→ To be done: Return the lines below that carry the word "type".

(A block of data)
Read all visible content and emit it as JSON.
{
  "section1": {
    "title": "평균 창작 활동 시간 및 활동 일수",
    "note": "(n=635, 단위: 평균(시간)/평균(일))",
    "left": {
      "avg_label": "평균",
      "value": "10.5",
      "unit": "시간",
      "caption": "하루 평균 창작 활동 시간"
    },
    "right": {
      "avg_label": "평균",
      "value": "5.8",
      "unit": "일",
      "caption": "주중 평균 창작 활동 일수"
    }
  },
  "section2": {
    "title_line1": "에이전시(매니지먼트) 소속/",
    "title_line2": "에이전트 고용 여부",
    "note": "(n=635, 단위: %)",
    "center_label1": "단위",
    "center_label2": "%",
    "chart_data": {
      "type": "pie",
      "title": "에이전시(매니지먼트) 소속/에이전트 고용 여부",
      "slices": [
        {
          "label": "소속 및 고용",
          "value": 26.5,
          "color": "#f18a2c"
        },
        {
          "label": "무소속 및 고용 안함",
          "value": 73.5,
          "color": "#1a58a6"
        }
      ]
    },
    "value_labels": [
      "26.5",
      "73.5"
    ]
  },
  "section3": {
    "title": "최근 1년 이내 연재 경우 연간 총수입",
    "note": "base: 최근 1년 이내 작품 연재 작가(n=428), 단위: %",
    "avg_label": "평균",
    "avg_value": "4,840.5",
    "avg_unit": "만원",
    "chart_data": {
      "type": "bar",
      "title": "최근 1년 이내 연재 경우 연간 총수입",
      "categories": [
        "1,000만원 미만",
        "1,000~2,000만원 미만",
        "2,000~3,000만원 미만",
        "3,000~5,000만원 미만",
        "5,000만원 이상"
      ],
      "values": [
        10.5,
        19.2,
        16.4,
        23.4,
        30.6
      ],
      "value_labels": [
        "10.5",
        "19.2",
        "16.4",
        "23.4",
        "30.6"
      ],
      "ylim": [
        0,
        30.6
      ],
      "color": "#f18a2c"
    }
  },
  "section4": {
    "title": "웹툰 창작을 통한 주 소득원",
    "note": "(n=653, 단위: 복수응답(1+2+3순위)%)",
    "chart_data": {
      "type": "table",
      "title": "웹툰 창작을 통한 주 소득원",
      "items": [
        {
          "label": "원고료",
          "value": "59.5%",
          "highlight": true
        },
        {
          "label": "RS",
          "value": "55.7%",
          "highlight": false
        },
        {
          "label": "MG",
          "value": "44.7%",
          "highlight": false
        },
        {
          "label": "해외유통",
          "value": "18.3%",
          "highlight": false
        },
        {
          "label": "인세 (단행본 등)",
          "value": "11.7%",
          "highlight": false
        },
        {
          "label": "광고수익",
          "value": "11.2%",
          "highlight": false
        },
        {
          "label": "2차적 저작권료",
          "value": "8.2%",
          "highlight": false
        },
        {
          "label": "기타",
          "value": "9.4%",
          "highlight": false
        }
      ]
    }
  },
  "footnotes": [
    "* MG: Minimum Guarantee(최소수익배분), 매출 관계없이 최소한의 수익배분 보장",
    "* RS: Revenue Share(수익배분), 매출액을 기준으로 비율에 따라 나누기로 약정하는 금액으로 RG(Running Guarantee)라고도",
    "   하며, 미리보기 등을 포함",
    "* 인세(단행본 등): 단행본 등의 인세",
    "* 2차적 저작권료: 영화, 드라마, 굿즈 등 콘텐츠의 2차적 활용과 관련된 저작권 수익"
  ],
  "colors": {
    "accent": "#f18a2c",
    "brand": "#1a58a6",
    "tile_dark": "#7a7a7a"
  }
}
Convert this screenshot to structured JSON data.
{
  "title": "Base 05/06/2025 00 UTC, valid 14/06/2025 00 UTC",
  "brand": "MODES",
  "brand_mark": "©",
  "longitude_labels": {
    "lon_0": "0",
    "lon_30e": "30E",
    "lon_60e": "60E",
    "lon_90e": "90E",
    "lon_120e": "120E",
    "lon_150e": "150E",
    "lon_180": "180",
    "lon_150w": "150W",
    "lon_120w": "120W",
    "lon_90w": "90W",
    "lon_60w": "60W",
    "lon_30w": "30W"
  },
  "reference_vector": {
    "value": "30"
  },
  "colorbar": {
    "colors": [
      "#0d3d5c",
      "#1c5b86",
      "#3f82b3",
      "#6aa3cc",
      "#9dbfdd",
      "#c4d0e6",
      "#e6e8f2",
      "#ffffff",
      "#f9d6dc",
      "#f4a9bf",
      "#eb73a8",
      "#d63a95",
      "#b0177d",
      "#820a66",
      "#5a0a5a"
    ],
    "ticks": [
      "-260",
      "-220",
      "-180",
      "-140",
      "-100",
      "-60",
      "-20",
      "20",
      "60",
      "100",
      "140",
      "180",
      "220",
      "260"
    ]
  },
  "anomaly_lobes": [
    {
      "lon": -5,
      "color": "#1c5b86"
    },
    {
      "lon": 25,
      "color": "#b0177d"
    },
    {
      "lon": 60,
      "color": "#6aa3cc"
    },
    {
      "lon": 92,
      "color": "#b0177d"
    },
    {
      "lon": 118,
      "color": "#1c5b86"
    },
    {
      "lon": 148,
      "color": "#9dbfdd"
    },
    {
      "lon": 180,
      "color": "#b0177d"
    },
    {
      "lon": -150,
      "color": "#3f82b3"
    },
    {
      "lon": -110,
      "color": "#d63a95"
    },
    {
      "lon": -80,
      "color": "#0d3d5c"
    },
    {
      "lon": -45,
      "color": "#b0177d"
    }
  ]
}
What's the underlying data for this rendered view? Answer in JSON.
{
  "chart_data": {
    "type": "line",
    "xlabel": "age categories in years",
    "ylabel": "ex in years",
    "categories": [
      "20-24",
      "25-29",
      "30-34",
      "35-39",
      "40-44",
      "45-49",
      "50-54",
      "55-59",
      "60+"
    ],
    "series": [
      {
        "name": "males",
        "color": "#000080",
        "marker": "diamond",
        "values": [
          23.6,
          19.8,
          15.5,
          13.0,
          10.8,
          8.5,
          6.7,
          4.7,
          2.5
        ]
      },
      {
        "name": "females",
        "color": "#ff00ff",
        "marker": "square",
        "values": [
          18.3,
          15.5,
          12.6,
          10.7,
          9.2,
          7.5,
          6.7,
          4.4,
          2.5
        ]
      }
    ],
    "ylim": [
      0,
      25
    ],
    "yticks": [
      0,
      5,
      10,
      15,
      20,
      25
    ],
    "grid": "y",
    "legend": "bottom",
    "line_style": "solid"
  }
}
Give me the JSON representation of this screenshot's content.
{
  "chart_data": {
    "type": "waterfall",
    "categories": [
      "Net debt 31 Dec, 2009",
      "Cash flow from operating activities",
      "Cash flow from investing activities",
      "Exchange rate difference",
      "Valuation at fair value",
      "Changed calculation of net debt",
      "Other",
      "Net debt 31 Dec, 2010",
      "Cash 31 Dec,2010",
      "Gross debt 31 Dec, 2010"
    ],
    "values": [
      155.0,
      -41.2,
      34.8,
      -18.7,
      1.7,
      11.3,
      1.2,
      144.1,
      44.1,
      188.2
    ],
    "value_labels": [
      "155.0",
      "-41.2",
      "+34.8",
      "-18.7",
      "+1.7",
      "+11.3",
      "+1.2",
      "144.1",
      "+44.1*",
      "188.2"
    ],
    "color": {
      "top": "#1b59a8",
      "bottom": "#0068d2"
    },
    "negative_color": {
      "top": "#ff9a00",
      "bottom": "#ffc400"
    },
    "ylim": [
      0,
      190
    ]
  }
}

→ Task result:
      "type": "pie",
      "type": "bar",
      "type": "table",
    "type": "line",
    "type": "waterfall",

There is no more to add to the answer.